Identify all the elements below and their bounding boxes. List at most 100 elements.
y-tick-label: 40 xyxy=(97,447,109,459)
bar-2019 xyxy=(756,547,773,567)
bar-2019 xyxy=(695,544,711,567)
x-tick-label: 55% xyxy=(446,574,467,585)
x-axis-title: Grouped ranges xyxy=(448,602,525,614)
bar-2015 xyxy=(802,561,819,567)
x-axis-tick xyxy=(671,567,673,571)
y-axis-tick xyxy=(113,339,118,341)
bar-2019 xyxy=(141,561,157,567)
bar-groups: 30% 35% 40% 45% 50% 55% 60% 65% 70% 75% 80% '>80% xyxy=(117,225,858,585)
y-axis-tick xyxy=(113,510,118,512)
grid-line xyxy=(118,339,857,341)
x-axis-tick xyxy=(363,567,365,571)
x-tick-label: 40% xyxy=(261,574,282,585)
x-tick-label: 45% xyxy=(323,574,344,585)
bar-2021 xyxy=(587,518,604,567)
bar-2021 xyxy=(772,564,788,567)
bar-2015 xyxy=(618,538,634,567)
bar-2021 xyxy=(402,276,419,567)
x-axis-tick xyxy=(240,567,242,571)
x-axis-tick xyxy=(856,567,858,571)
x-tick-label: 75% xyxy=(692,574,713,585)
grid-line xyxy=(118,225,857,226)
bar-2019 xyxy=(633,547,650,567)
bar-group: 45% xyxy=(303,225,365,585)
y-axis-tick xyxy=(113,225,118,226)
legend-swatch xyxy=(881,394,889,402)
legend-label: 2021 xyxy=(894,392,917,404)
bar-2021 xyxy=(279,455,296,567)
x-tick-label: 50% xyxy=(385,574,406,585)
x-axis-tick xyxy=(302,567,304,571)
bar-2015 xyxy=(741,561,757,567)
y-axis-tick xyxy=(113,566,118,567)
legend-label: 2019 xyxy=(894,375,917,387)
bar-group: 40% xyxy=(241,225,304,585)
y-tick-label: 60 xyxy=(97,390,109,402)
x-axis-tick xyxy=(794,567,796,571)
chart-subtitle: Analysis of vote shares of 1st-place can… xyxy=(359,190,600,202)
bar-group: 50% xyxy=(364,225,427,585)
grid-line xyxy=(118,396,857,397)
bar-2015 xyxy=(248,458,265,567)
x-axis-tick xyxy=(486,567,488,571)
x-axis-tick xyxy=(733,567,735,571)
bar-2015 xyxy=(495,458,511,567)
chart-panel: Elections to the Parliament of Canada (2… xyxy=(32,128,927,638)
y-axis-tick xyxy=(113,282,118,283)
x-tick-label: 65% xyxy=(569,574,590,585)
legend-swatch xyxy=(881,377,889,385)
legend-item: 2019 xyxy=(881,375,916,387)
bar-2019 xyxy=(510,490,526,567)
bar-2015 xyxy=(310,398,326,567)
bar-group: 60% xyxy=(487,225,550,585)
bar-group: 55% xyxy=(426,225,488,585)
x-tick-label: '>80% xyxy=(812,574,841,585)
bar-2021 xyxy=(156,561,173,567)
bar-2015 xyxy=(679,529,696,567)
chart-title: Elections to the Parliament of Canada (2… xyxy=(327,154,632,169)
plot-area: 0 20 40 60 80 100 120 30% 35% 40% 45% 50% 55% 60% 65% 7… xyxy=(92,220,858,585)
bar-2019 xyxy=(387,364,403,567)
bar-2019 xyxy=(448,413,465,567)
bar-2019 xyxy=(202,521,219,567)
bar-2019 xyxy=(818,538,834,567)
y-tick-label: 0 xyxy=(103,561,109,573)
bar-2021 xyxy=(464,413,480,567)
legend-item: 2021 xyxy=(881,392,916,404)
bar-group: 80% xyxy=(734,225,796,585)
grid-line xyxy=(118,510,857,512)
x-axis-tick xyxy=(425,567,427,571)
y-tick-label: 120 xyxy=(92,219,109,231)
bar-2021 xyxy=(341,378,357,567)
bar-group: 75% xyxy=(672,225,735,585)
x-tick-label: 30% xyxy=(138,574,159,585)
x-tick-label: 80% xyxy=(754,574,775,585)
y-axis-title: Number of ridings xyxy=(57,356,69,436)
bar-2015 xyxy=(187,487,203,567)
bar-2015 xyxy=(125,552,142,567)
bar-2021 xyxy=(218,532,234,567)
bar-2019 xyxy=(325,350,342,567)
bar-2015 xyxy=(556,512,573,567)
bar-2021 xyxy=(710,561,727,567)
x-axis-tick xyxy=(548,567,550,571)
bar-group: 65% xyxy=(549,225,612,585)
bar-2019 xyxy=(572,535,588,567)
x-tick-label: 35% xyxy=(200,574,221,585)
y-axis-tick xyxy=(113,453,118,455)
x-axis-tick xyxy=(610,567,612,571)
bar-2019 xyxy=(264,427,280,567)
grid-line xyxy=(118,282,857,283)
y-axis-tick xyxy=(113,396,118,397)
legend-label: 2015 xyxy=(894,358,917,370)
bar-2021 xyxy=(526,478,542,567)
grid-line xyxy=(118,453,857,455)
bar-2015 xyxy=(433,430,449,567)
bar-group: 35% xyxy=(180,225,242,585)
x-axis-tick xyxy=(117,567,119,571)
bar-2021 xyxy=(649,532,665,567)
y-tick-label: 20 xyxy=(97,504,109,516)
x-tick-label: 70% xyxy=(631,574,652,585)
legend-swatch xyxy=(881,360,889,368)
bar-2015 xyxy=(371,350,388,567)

....................

THE TASK:
Output every line of the records above as a JSON list of strings, one string per line, leaving out any blank lines.

FINISHED TASK:
[
  "Identify all the elements below and their bounding boxes. List at most 100 elements.",
  "y-tick-label: 40 xyxy=(97,447,109,459)",
  "bar-2019 xyxy=(756,547,773,567)",
  "bar-2019 xyxy=(695,544,711,567)",
  "x-tick-label: 55% xyxy=(446,574,467,585)",
  "x-axis-title: Grouped ranges xyxy=(448,602,525,614)",
  "bar-2015 xyxy=(802,561,819,567)",
  "x-axis-tick xyxy=(671,567,673,571)",
  "y-axis-tick xyxy=(113,339,118,341)",
  "bar-2019 xyxy=(141,561,157,567)",
  "bar-groups: 30% 35% 40% 45% 50% 55% 60% 65% 70% 75% 80% '>80% xyxy=(117,225,858,585)",
  "y-axis-tick xyxy=(113,510,118,512)",
  "grid-line xyxy=(118,339,857,341)",
  "x-axis-tick xyxy=(363,567,365,571)",
  "x-tick-label: 40% xyxy=(261,574,282,585)",
  "x-tick-label: 45% xyxy=(323,574,344,585)",
  "bar-2021 xyxy=(587,518,604,567)",
  "bar-2021 xyxy=(772,564,788,567)",
  "bar-2015 xyxy=(618,538,634,567)",
  "bar-2021 xyxy=(402,276,419,567)",
  "x-axis-tick xyxy=(240,567,242,571)",
  "x-axis-tick xyxy=(856,567,858,571)",
  "x-tick-label: 75% xyxy=(692,574,713,585)",
  "grid-line xyxy=(118,225,857,226)",
  "bar-2019 xyxy=(633,547,650,567)",
  "bar-group: 45% xyxy=(303,225,365,585)",
  "y-axis-tick xyxy=(113,225,118,226)",
  "legend-swatch xyxy=(881,394,889,402)",
  "legend-label: 2021 xyxy=(894,392,917,404)",
  "bar-2021 xyxy=(279,455,296,567)",
  "x-tick-label: 50% xyxy=(385,574,406,585)",
  "x-axis-tick xyxy=(302,567,304,571)",
  "bar-2015 xyxy=(741,561,757,567)",
  "y-axis-tick xyxy=(113,566,118,567)",
  "legend-label: 2019 xyxy=(894,375,917,387)",
  "bar-group: 40% xyxy=(241,225,304,585)",
  "y-tick-label: 60 xyxy=(97,390,109,402)",
  "x-axis-tick xyxy=(794,567,796,571)",
  "chart-subtitle: Analysis of vote shares of 1st-place can… xyxy=(359,190,600,202)",
  "bar-group: 50% xyxy=(364,225,427,585)",
  "grid-line xyxy=(118,396,857,397)",
  "bar-2015 xyxy=(248,458,265,567)",
  "x-axis-tick xyxy=(486,567,488,571)",
  "x-axis-tick xyxy=(733,567,735,571)",
  "bar-2015 xyxy=(495,458,511,567)",
  "chart-panel: Elections to the Parliament of Canada (2… xyxy=(32,128,927,638)",
  "y-axis-tick xyxy=(113,282,118,283)",
  "x-tick-label: 65% xyxy=(569,574,590,585)",
  "legend-swatch xyxy=(881,377,889,385)",
  "legend-item: 2019 xyxy=(881,375,916,387)",
  "bar-2019 xyxy=(510,490,526,567)",
  "bar-2015 xyxy=(310,398,326,567)",
  "bar-group: 60% xyxy=(487,225,550,585)",
  "bar-group: 55% xyxy=(426,225,488,585)",
  "x-tick-label: '>80% xyxy=(812,574,841,585)",
  "bar-2021 xyxy=(156,561,173,567)",
  "bar-2015 xyxy=(679,529,696,567)",
  "chart-title: Elections to the Parliament of Canada (2… xyxy=(327,154,632,169)",
  "plot-area: 0 20 40 60 80 100 120 30% 35% 40% 45% 50% 55% 60% 65% 7… xyxy=(92,220,858,585)",
  "bar-2019 xyxy=(387,364,403,567)",
  "bar-2019 xyxy=(448,413,465,567)",
  "bar-2019 xyxy=(202,521,219,567)",
  "bar-2019 xyxy=(818,538,834,567)",
  "y-tick-label: 0 xyxy=(103,561,109,573)",
  "bar-2021 xyxy=(464,413,480,567)",
  "legend-item: 2021 xyxy=(881,392,916,404)",
  "bar-group: 80% xyxy=(734,225,796,585)",
  "grid-line xyxy=(118,510,857,512)",
  "x-axis-tick xyxy=(425,567,427,571)",
  "y-tick-label: 120 xyxy=(92,219,109,231)",
  "bar-2021 xyxy=(341,378,357,567)",
  "bar-group: 75% xyxy=(672,225,735,585)",
  "x-tick-label: 30% xyxy=(138,574,159,585)",
  "x-tick-label: 80% xyxy=(754,574,775,585)",
  "y-axis-title: Number of ridings xyxy=(57,356,69,436)",
  "bar-2015 xyxy=(187,487,203,567)",
  "bar-2015 xyxy=(125,552,142,567)",
  "bar-2021 xyxy=(218,532,234,567)",
  "bar-2019 xyxy=(325,350,342,567)",
  "bar-2015 xyxy=(556,512,573,567)",
  "bar-2021 xyxy=(710,561,727,567)",
  "x-axis-tick xyxy=(548,567,550,571)",
  "bar-group: 65% xyxy=(549,225,612,585)",
  "bar-2019 xyxy=(572,535,588,567)",
  "x-tick-label: 35% xyxy=(200,574,221,585)",
  "y-axis-tick xyxy=(113,453,118,455)",
  "x-axis-tick xyxy=(610,567,612,571)",
  "bar-2019 xyxy=(264,427,280,567)",
  "grid-line xyxy=(118,282,857,283)",
  "y-axis-tick xyxy=(113,396,118,397)",
  "legend-label: 2015 xyxy=(894,358,917,370)",
  "bar-2021 xyxy=(526,478,542,567)",
  "grid-line xyxy=(118,453,857,455)",
  "bar-2015 xyxy=(433,430,449,567)",
  "bar-group: 35% xyxy=(180,225,242,585)",
  "x-axis-tick xyxy=(117,567,119,571)",
  "bar-2021 xyxy=(649,532,665,567)",
  "y-tick-label: 20 xyxy=(97,504,109,516)",
  "x-tick-label: 70% xyxy=(631,574,652,585)",
  "legend-swatch xyxy=(881,360,889,368)",
  "bar-2015 xyxy=(371,350,388,567)"
]